**Short task:** Make an exact transcription of the material, leaving out all images.
>> Start
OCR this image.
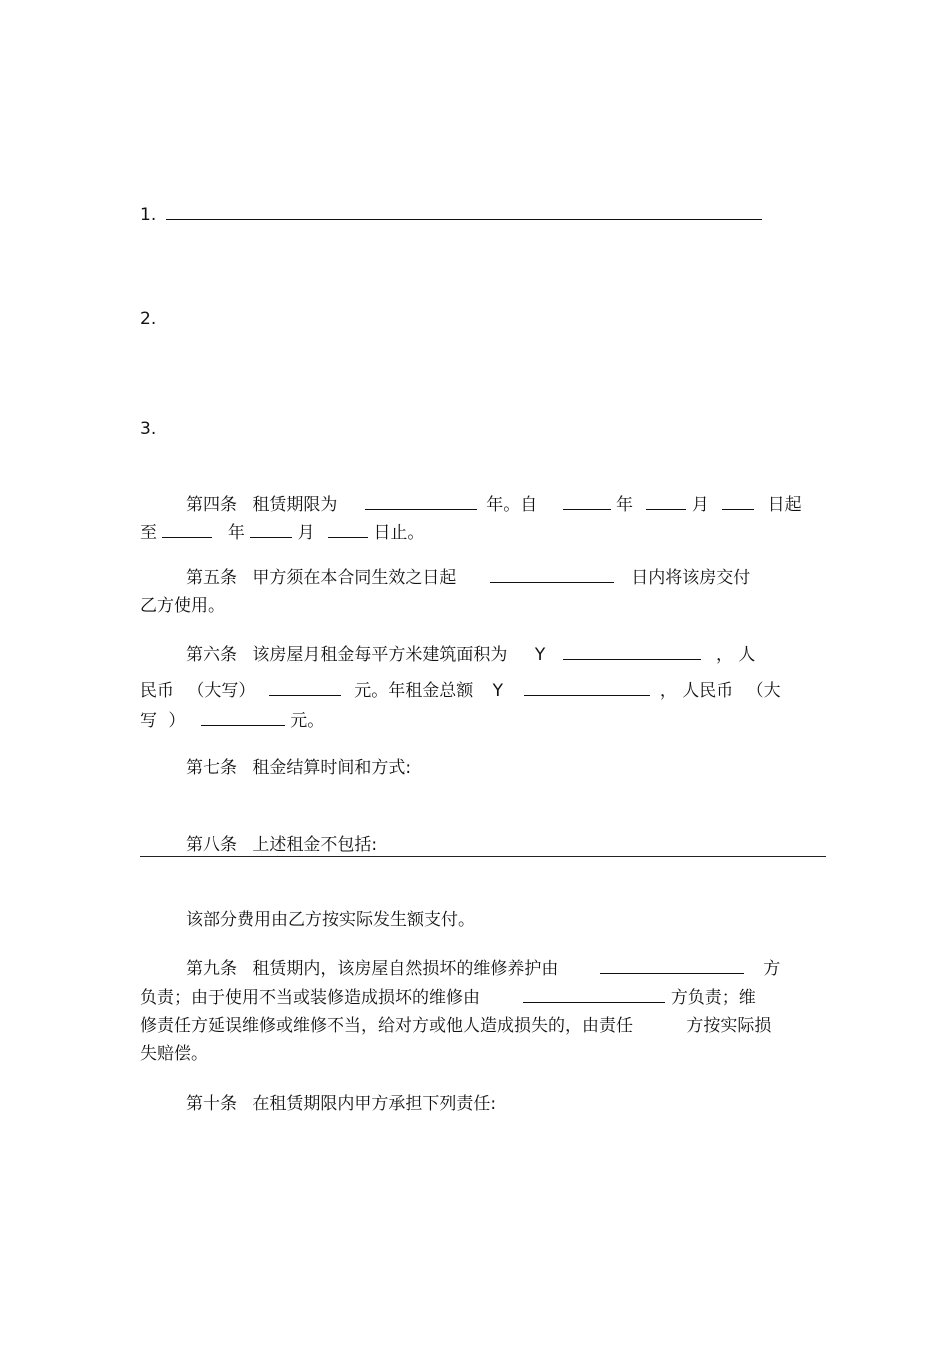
1.
2.
3.
第四条 租赁期限为	年。自	年	月	日起
至	年	月	日止。
第五条 甲方须在本合同生效之日起	日内将该房交付
乙方使用。
第六条 该房屋月租金每平方米建筑面积为 Y	， 人
民币 （大写）	元。年租金总额 Y	， 人民币 （大
写 ）	元。
第七条 租金结算时间和方式:
第八条 上述租金不包括:
该部分费用由乙方按实际发生额支付。
第九条 租赁期内，该房屋自然损坏的维修养护由	方
负责；由于使用不当或装修造成损坏的维修由	方负责；维
修责任方延误维修或维修不当，给对方或他人造成损失的，由责任	方按实际损
失赔偿。
第十条 在租赁期限内甲方承担下列责任:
>> End
**Complete response:**
OCR this image.
1.
2.
3.
第四条 租赁期限为	年。自	年	月	日起
至	年	月	日止。
第五条 甲方须在本合同生效之日起	日内将该房交付
乙方使用。
第六条 该房屋月租金每平方米建筑面积为 Y	， 人
民币 （大写）	元。年租金总额 Y	， 人民币 （大
写 ）	元。
第七条 租金结算时间和方式:
第八条 上述租金不包括:
该部分费用由乙方按实际发生额支付。
第九条 租赁期内，该房屋自然损坏的维修养护由	方
负责；由于使用不当或装修造成损坏的维修由	方负责；维
修责任方延误维修或维修不当，给对方或他人造成损失的，由责任	方按实际损
失赔偿。
第十条 在租赁期限内甲方承担下列责任:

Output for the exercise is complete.